* Stated task:
Below are some entries. Output each one exactly as it appears.

* Extracted information:

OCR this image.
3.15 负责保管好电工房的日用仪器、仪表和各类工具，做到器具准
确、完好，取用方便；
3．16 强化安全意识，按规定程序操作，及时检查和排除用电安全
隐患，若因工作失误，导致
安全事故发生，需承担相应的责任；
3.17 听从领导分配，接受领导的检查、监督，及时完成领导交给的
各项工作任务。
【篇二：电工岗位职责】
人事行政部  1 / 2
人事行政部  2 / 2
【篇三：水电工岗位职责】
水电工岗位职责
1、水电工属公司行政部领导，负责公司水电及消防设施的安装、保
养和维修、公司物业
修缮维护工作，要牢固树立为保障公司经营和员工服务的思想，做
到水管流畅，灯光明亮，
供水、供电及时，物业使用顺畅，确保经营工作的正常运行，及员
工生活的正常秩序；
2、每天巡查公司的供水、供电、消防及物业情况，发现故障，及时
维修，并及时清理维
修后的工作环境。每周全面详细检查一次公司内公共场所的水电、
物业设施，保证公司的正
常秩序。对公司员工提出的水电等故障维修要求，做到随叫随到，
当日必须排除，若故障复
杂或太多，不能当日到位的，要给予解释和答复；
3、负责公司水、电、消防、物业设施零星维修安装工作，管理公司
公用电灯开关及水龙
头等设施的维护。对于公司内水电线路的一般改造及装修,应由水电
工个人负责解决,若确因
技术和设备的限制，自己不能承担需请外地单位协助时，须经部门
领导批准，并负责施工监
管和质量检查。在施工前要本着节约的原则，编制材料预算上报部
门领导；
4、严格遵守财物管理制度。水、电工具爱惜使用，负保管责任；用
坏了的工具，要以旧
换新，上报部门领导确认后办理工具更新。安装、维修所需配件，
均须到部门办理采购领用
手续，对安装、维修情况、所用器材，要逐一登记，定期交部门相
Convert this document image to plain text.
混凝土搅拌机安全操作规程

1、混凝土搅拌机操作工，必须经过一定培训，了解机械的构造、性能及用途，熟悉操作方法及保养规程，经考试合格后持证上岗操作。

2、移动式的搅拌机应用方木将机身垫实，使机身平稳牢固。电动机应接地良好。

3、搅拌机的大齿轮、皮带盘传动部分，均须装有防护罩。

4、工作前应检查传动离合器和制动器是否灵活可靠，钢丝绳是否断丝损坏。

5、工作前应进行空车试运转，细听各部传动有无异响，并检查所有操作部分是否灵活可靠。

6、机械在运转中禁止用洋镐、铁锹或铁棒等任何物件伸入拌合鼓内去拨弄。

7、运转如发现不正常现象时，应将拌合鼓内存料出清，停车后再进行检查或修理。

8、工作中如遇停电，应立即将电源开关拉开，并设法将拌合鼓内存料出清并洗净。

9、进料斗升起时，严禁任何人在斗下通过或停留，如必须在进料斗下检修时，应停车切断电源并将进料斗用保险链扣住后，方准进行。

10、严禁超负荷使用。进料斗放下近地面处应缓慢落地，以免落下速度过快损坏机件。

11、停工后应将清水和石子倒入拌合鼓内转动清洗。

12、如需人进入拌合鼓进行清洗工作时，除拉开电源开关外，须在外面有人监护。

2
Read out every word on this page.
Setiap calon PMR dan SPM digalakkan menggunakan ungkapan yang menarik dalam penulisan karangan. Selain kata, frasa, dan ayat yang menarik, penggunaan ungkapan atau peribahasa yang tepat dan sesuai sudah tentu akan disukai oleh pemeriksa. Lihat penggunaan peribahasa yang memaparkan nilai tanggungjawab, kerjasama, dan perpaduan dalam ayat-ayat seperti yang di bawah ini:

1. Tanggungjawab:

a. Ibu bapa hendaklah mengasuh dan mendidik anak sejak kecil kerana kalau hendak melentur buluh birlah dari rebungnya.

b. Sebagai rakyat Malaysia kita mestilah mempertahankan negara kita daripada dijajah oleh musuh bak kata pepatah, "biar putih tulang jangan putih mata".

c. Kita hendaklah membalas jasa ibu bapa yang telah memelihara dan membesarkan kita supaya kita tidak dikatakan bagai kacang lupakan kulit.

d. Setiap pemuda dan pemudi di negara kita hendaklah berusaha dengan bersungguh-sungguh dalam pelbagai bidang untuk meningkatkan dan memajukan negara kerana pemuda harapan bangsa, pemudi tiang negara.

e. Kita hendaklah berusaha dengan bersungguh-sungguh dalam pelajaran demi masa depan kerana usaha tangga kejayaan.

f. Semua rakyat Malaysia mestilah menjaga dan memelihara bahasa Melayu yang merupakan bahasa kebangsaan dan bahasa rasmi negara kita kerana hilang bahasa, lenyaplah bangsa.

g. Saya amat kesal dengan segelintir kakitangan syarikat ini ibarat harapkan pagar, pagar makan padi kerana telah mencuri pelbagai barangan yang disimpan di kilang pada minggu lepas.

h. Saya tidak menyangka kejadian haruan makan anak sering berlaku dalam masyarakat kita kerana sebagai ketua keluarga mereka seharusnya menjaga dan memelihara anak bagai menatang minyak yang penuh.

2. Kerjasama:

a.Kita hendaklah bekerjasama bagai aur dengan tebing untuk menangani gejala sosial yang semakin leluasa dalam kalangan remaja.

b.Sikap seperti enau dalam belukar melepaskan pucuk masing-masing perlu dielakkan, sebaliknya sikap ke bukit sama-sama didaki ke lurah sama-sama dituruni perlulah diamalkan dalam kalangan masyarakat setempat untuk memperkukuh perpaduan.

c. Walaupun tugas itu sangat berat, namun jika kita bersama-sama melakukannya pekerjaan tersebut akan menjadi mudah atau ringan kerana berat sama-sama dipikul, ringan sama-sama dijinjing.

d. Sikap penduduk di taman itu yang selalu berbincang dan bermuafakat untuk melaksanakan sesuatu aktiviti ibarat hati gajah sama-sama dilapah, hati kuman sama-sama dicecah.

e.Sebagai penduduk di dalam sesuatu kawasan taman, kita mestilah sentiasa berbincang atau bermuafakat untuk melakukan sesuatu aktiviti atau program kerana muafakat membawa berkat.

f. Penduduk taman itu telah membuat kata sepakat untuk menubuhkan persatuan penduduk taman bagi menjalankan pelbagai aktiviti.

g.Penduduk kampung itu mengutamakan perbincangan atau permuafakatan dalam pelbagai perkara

* Solved problem:
OCR this image.
3.15 负责保管好电工房的日用仪器、仪表和各类工具，做到器具准
确、完好，取用方便；
3．16 强化安全意识，按规定程序操作，及时检查和排除用电安全
隐患，若因工作失误，导致
安全事故发生，需承担相应的责任；
3.17 听从领导分配，接受领导的检查、监督，及时完成领导交给的
各项工作任务。
【篇二：电工岗位职责】
人事行政部  1 / 2
人事行政部  2 / 2
【篇三：水电工岗位职责】
水电工岗位职责
1、水电工属公司行政部领导，负责公司水电及消防设施的安装、保
养和维修、公司物业
修缮维护工作，要牢固树立为保障公司经营和员工服务的思想，做
到水管流畅，灯光明亮，
供水、供电及时，物业使用顺畅，确保经营工作的正常运行，及员
工生活的正常秩序；
2、每天巡查公司的供水、供电、消防及物业情况，发现故障，及时
维修，并及时清理维
修后的工作环境。每周全面详细检查一次公司内公共场所的水电、
物业设施，保证公司的正
常秩序。对公司员工提出的水电等故障维修要求，做到随叫随到，
当日必须排除，若故障复
杂或太多，不能当日到位的，要给予解释和答复；
3、负责公司水、电、消防、物业设施零星维修安装工作，管理公司
公用电灯开关及水龙
头等设施的维护。对于公司内水电线路的一般改造及装修,应由水电
工个人负责解决,若确因
技术和设备的限制，自己不能承担需请外地单位协助时，须经部门
领导批准，并负责施工监
管和质量检查。在施工前要本着节约的原则，编制材料预算上报部
门领导；
4、严格遵守财物管理制度。水、电工具爱惜使用，负保管责任；用
坏了的工具，要以旧
换新，上报部门领导确认后办理工具更新。安装、维修所需配件，
均须到部门办理采购领用
手续，对安装、维修情况、所用器材，要逐一登记，定期交部门相
Convert this document image to plain text.
混凝土搅拌机安全操作规程

1、混凝土搅拌机操作工，必须经过一定培训，了解机械的构造、性能及用途，熟悉操作方法及保养规程，经考试合格后持证上岗操作。

2、移动式的搅拌机应用方木将机身垫实，使机身平稳牢固。电动机应接地良好。

3、搅拌机的大齿轮、皮带盘传动部分，均须装有防护罩。

4、工作前应检查传动离合器和制动器是否灵活可靠，钢丝绳是否断丝损坏。

5、工作前应进行空车试运转，细听各部传动有无异响，并检查所有操作部分是否灵活可靠。

6、机械在运转中禁止用洋镐、铁锹或铁棒等任何物件伸入拌合鼓内去拨弄。

7、运转如发现不正常现象时，应将拌合鼓内存料出清，停车后再进行检查或修理。

8、工作中如遇停电，应立即将电源开关拉开，并设法将拌合鼓内存料出清并洗净。

9、进料斗升起时，严禁任何人在斗下通过或停留，如必须在进料斗下检修时，应停车切断电源并将进料斗用保险链扣住后，方准进行。

10、严禁超负荷使用。进料斗放下近地面处应缓慢落地，以免落下速度过快损坏机件。

11、停工后应将清水和石子倒入拌合鼓内转动清洗。

12、如需人进入拌合鼓进行清洗工作时，除拉开电源开关外，须在外面有人监护。

2
Read out every word on this page.
Setiap calon PMR dan SPM digalakkan menggunakan ungkapan yang menarik dalam penulisan karangan. Selain kata, frasa, dan ayat yang menarik, penggunaan ungkapan atau peribahasa yang tepat dan sesuai sudah tentu akan disukai oleh pemeriksa. Lihat penggunaan peribahasa yang memaparkan nilai tanggungjawab, kerjasama, dan perpaduan dalam ayat-ayat seperti yang di bawah ini:

1. Tanggungjawab:

a. Ibu bapa hendaklah mengasuh dan mendidik anak sejak kecil kerana kalau hendak melentur buluh birlah dari rebungnya.

b. Sebagai rakyat Malaysia kita mestilah mempertahankan negara kita daripada dijajah oleh musuh bak kata pepatah, "biar putih tulang jangan putih mata".

c. Kita hendaklah membalas jasa ibu bapa yang telah memelihara dan membesarkan kita supaya kita tidak dikatakan bagai kacang lupakan kulit.

d. Setiap pemuda dan pemudi di negara kita hendaklah berusaha dengan bersungguh-sungguh dalam pelbagai bidang untuk meningkatkan dan memajukan negara kerana pemuda harapan bangsa, pemudi tiang negara.

e. Kita hendaklah berusaha dengan bersungguh-sungguh dalam pelajaran demi masa depan kerana usaha tangga kejayaan.

f. Semua rakyat Malaysia mestilah menjaga dan memelihara bahasa Melayu yang merupakan bahasa kebangsaan dan bahasa rasmi negara kita kerana hilang bahasa, lenyaplah bangsa.

g. Saya amat kesal dengan segelintir kakitangan syarikat ini ibarat harapkan pagar, pagar makan padi kerana telah mencuri pelbagai barangan yang disimpan di kilang pada minggu lepas.

h. Saya tidak menyangka kejadian haruan makan anak sering berlaku dalam masyarakat kita kerana sebagai ketua keluarga mereka seharusnya menjaga dan memelihara anak bagai menatang minyak yang penuh.

2. Kerjasama:

a.Kita hendaklah bekerjasama bagai aur dengan tebing untuk menangani gejala sosial yang semakin leluasa dalam kalangan remaja.

b.Sikap seperti enau dalam belukar melepaskan pucuk masing-masing perlu dielakkan, sebaliknya sikap ke bukit sama-sama didaki ke lurah sama-sama dituruni perlulah diamalkan dalam kalangan masyarakat setempat untuk memperkukuh perpaduan.

c. Walaupun tugas itu sangat berat, namun jika kita bersama-sama melakukannya pekerjaan tersebut akan menjadi mudah atau ringan kerana berat sama-sama dipikul, ringan sama-sama dijinjing.

d. Sikap penduduk di taman itu yang selalu berbincang dan bermuafakat untuk melaksanakan sesuatu aktiviti ibarat hati gajah sama-sama dilapah, hati kuman sama-sama dicecah.

e.Sebagai penduduk di dalam sesuatu kawasan taman, kita mestilah sentiasa berbincang atau bermuafakat untuk melakukan sesuatu aktiviti atau program kerana muafakat membawa berkat.

f. Penduduk taman itu telah membuat kata sepakat untuk menubuhkan persatuan penduduk taman bagi menjalankan pelbagai aktiviti.

g.Penduduk kampung itu mengutamakan perbincangan atau permuafakatan dalam pelbagai perkara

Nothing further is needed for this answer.